(Saved data entries)
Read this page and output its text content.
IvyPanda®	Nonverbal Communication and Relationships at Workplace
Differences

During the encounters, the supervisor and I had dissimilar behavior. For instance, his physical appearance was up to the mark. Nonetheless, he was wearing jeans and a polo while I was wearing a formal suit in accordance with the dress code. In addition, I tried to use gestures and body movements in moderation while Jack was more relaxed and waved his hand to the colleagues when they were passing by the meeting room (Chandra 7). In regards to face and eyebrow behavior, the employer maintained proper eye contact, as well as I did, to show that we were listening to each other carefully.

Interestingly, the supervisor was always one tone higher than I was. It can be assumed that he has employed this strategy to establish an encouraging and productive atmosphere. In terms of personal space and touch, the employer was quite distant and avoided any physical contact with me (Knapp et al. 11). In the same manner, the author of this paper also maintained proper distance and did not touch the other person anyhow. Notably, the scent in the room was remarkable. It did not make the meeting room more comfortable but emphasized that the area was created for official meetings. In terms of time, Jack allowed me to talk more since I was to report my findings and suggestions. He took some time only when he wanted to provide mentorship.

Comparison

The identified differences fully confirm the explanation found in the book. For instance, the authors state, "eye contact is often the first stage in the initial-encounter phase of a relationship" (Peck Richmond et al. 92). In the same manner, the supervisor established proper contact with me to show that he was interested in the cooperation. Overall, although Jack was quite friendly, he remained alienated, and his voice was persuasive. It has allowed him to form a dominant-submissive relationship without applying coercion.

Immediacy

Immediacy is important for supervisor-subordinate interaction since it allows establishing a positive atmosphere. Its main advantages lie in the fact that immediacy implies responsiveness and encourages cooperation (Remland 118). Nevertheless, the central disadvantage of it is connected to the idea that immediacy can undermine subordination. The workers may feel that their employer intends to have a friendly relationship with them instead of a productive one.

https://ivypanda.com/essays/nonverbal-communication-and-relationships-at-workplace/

Goal of the exercise
Extract all lines as given.

Answer to the problem
Read this page and output its text content.
IvyPanda®	Nonverbal Communication and Relationships at Workplace
Differences

During the encounters, the supervisor and I had dissimilar behavior. For instance, his physical appearance was up to the mark. Nonetheless, he was wearing jeans and a polo while I was wearing a formal suit in accordance with the dress code. In addition, I tried to use gestures and body movements in moderation while Jack was more relaxed and waved his hand to the colleagues when they were passing by the meeting room (Chandra 7). In regards to face and eyebrow behavior, the employer maintained proper eye contact, as well as I did, to show that we were listening to each other carefully.

Interestingly, the supervisor was always one tone higher than I was. It can be assumed that he has employed this strategy to establish an encouraging and productive atmosphere. In terms of personal space and touch, the employer was quite distant and avoided any physical contact with me (Knapp et al. 11). In the same manner, the author of this paper also maintained proper distance and did not touch the other person anyhow. Notably, the scent in the room was remarkable. It did not make the meeting room more comfortable but emphasized that the area was created for official meetings. In terms of time, Jack allowed me to talk more since I was to report my findings and suggestions. He took some time only when he wanted to provide mentorship.

Comparison

The identified differences fully confirm the explanation found in the book. For instance, the authors state, "eye contact is often the first stage in the initial-encounter phase of a relationship" (Peck Richmond et al. 92). In the same manner, the supervisor established proper contact with me to show that he was interested in the cooperation. Overall, although Jack was quite friendly, he remained alienated, and his voice was persuasive. It has allowed him to form a dominant-submissive relationship without applying coercion.

Immediacy

Immediacy is important for supervisor-subordinate interaction since it allows establishing a positive atmosphere. Its main advantages lie in the fact that immediacy implies responsiveness and encourages cooperation (Remland 118). Nevertheless, the central disadvantage of it is connected to the idea that immediacy can undermine subordination. The workers may feel that their employer intends to have a friendly relationship with them instead of a productive one.

https://ivypanda.com/essays/nonverbal-communication-and-relationships-at-workplace/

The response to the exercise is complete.